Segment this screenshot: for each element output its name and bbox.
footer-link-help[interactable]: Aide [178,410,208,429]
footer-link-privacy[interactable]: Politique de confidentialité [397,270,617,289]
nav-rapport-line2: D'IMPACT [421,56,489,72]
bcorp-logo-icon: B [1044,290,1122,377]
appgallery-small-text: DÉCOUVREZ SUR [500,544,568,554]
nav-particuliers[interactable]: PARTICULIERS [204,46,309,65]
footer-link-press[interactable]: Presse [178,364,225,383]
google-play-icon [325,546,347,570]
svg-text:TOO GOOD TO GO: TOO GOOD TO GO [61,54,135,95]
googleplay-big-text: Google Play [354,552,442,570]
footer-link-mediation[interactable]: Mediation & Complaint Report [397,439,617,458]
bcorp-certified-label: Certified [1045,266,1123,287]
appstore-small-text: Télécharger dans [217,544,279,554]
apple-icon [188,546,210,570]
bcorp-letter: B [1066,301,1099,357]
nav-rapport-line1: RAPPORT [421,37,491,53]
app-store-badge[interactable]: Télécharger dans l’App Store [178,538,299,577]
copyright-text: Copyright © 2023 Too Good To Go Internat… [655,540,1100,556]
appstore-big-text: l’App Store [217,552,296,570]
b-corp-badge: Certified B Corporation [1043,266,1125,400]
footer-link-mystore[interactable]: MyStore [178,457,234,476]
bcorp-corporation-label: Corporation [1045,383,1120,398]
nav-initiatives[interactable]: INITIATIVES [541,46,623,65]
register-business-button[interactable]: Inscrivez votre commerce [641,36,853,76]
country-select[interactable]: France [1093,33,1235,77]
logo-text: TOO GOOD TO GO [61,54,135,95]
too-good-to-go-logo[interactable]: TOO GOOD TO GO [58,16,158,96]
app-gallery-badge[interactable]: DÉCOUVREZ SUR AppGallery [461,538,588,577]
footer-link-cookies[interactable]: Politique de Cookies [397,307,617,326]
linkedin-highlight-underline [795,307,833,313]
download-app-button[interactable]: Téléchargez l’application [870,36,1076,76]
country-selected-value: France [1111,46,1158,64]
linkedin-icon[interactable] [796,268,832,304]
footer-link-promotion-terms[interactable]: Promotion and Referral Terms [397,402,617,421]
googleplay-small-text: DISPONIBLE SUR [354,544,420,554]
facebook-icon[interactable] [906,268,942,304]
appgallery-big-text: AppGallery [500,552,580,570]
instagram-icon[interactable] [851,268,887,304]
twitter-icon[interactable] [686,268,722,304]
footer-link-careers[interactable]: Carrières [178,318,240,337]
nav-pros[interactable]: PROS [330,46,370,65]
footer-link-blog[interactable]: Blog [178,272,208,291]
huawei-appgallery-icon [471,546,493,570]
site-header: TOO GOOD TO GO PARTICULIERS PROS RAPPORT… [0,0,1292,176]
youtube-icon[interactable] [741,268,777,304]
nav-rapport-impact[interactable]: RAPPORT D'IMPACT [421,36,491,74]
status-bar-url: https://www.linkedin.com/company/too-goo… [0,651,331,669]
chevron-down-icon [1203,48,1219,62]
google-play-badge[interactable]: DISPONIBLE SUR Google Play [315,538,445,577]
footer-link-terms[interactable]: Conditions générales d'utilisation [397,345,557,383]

◆ REQUIREMENT:
Return the lines of the listing above from its first line through the line that contains "appstore-big-text: l’App Store", with both ends included.

◆ RESPONSE TO THIS EXERCISE:
Segment this screenshot: for each element output its name and bbox.
footer-link-help[interactable]: Aide [178,410,208,429]
footer-link-privacy[interactable]: Politique de confidentialité [397,270,617,289]
nav-rapport-line2: D'IMPACT [421,56,489,72]
bcorp-logo-icon: B [1044,290,1122,377]
appgallery-small-text: DÉCOUVREZ SUR [500,544,568,554]
nav-particuliers[interactable]: PARTICULIERS [204,46,309,65]
footer-link-press[interactable]: Presse [178,364,225,383]
google-play-icon [325,546,347,570]
svg-text:TOO GOOD TO GO: TOO GOOD TO GO [61,54,135,95]
googleplay-big-text: Google Play [354,552,442,570]
footer-link-mediation[interactable]: Mediation & Complaint Report [397,439,617,458]
bcorp-certified-label: Certified [1045,266,1123,287]
appstore-small-text: Télécharger dans [217,544,279,554]
apple-icon [188,546,210,570]
bcorp-letter: B [1066,301,1099,357]
nav-rapport-line1: RAPPORT [421,37,491,53]
app-store-badge[interactable]: Télécharger dans l’App Store [178,538,299,577]
copyright-text: Copyright © 2023 Too Good To Go Internat… [655,540,1100,556]
appstore-big-text: l’App Store [217,552,296,570]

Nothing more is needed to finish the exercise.